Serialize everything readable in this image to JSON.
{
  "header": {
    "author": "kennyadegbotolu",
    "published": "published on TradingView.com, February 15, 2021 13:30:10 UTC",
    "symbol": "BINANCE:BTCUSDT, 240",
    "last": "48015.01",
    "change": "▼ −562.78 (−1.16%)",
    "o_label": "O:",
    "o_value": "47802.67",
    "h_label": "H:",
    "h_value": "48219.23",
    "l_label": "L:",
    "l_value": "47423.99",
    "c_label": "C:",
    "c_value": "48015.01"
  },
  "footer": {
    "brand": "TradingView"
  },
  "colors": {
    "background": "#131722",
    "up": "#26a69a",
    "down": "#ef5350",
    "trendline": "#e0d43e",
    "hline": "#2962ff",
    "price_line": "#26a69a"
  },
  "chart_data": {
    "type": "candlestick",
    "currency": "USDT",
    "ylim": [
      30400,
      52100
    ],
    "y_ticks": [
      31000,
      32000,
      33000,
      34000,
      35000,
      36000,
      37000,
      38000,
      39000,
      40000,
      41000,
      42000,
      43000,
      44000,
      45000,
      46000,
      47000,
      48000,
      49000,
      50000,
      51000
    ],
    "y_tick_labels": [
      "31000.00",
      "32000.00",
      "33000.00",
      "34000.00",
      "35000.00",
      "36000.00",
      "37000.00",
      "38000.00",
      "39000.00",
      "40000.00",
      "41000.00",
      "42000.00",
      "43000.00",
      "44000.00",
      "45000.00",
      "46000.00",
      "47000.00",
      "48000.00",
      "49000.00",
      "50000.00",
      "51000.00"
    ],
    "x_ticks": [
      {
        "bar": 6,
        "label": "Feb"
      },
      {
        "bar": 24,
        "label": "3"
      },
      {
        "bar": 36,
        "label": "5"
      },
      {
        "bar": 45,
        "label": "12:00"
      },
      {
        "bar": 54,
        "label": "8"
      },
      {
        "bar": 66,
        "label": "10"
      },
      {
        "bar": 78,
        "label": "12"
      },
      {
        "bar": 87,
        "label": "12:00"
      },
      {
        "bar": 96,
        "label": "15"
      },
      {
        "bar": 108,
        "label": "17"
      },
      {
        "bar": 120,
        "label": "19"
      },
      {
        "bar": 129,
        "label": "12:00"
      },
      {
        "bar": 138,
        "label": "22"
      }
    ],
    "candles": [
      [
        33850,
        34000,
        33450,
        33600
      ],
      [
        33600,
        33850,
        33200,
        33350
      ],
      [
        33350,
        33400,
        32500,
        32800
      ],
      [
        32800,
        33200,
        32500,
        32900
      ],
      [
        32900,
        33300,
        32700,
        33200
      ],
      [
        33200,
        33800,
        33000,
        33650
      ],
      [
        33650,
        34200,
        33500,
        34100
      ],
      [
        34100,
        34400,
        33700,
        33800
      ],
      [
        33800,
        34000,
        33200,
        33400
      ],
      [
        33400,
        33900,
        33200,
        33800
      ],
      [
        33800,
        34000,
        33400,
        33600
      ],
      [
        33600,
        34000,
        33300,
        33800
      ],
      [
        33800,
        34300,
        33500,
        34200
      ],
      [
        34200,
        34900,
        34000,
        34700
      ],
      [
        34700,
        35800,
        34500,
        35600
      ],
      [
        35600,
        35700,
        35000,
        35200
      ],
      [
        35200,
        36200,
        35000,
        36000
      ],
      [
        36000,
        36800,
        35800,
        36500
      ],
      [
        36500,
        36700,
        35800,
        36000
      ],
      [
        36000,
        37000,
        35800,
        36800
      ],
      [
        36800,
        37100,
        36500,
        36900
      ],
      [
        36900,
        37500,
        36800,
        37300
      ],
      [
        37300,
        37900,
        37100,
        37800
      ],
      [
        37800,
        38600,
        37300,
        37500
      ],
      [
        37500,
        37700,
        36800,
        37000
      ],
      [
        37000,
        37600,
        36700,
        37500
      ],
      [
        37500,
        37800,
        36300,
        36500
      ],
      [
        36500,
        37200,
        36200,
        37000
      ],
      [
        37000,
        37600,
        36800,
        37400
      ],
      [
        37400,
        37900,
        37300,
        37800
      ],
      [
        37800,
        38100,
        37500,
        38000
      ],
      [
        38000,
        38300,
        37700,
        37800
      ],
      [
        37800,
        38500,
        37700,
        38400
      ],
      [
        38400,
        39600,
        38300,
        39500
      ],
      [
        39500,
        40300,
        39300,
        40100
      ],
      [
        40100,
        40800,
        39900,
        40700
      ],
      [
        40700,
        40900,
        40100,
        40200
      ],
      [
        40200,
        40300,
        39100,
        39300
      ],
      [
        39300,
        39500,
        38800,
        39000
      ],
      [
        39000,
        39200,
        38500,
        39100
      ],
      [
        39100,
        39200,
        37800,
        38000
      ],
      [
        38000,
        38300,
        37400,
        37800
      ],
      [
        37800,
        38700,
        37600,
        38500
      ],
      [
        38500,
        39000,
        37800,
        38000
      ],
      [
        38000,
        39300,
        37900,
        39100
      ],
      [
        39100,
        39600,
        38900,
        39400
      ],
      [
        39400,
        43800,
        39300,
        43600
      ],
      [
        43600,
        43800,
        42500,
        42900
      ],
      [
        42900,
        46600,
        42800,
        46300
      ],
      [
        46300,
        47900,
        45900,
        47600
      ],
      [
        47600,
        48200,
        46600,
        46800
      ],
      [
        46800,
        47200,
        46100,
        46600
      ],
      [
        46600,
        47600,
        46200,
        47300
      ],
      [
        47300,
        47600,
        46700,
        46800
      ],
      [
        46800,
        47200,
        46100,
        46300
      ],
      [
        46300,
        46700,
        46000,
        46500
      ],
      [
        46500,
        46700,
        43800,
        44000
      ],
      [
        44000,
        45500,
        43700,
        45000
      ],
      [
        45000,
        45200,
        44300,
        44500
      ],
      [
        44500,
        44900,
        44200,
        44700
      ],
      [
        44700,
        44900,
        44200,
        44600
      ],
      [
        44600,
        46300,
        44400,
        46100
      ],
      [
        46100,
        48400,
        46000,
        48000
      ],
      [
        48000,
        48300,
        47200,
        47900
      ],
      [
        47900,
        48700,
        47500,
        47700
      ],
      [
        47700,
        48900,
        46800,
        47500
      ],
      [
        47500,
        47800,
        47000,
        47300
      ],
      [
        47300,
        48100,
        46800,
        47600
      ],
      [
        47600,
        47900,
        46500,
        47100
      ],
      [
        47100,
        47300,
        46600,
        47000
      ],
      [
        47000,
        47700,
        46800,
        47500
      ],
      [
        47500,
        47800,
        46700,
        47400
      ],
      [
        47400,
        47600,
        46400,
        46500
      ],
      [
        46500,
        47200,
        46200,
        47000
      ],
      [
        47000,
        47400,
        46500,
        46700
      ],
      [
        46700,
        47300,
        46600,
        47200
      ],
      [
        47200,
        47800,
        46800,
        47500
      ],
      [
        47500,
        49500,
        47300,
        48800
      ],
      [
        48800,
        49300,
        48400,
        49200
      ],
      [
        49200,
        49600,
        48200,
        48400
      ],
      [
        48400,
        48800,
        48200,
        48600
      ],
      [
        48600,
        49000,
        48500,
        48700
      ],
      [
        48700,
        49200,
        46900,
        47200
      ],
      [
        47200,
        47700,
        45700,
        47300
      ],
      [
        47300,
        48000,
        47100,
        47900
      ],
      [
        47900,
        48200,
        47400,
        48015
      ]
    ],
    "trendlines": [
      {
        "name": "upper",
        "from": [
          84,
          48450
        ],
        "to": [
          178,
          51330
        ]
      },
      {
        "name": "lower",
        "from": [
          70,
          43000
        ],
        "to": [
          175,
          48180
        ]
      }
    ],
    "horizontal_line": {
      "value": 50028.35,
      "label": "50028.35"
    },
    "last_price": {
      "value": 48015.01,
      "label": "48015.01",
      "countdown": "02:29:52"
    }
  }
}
___
Locate all lines in the listing above with the word "TradingView" and copy them.

Solution for this task:
    "published": "published on TradingView.com, February 15, 2021 13:30:10 UTC",
    "brand": "TradingView"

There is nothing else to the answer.